### Records shown
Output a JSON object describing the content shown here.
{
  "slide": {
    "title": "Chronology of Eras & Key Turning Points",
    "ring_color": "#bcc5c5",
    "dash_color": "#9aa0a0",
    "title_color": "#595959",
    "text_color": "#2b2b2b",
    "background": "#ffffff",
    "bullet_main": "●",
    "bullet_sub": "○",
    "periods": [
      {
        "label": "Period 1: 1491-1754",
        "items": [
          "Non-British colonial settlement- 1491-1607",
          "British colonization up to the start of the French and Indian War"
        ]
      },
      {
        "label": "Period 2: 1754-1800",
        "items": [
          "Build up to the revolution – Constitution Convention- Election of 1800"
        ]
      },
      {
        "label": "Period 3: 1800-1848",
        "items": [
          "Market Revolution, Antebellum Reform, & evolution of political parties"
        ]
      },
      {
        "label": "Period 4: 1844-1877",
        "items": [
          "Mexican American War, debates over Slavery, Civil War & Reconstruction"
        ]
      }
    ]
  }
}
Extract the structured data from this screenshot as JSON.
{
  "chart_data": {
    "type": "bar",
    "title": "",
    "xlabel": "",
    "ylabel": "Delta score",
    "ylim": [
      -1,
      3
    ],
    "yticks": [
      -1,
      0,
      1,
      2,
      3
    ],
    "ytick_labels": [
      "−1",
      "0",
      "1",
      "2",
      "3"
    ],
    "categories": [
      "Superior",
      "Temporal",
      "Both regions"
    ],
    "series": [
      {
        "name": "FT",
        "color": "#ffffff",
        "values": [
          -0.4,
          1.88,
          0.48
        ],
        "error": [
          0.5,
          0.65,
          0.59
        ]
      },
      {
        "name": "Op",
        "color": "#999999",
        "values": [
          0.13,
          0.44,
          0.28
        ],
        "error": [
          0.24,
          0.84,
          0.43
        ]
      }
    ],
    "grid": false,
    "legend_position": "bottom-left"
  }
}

### What the task requires
Your task is to return the full listing exactly as it was given.

### Answer for the task
Output a JSON object describing the content shown here.
{
  "slide": {
    "title": "Chronology of Eras & Key Turning Points",
    "ring_color": "#bcc5c5",
    "dash_color": "#9aa0a0",
    "title_color": "#595959",
    "text_color": "#2b2b2b",
    "background": "#ffffff",
    "bullet_main": "●",
    "bullet_sub": "○",
    "periods": [
      {
        "label": "Period 1: 1491-1754",
        "items": [
          "Non-British colonial settlement- 1491-1607",
          "British colonization up to the start of the French and Indian War"
        ]
      },
      {
        "label": "Period 2: 1754-1800",
        "items": [
          "Build up to the revolution – Constitution Convention- Election of 1800"
        ]
      },
      {
        "label": "Period 3: 1800-1848",
        "items": [
          "Market Revolution, Antebellum Reform, & evolution of political parties"
        ]
      },
      {
        "label": "Period 4: 1844-1877",
        "items": [
          "Mexican American War, debates over Slavery, Civil War & Reconstruction"
        ]
      }
    ]
  }
}
Extract the structured data from this screenshot as JSON.
{
  "chart_data": {
    "type": "bar",
    "title": "",
    "xlabel": "",
    "ylabel": "Delta score",
    "ylim": [
      -1,
      3
    ],
    "yticks": [
      -1,
      0,
      1,
      2,
      3
    ],
    "ytick_labels": [
      "−1",
      "0",
      "1",
      "2",
      "3"
    ],
    "categories": [
      "Superior",
      "Temporal",
      "Both regions"
    ],
    "series": [
      {
        "name": "FT",
        "color": "#ffffff",
        "values": [
          -0.4,
          1.88,
          0.48
        ],
        "error": [
          0.5,
          0.65,
          0.59
        ]
      },
      {
        "name": "Op",
        "color": "#999999",
        "values": [
          0.13,
          0.44,
          0.28
        ],
        "error": [
          0.24,
          0.84,
          0.43
        ]
      }
    ],
    "grid": false,
    "legend_position": "bottom-left"
  }
}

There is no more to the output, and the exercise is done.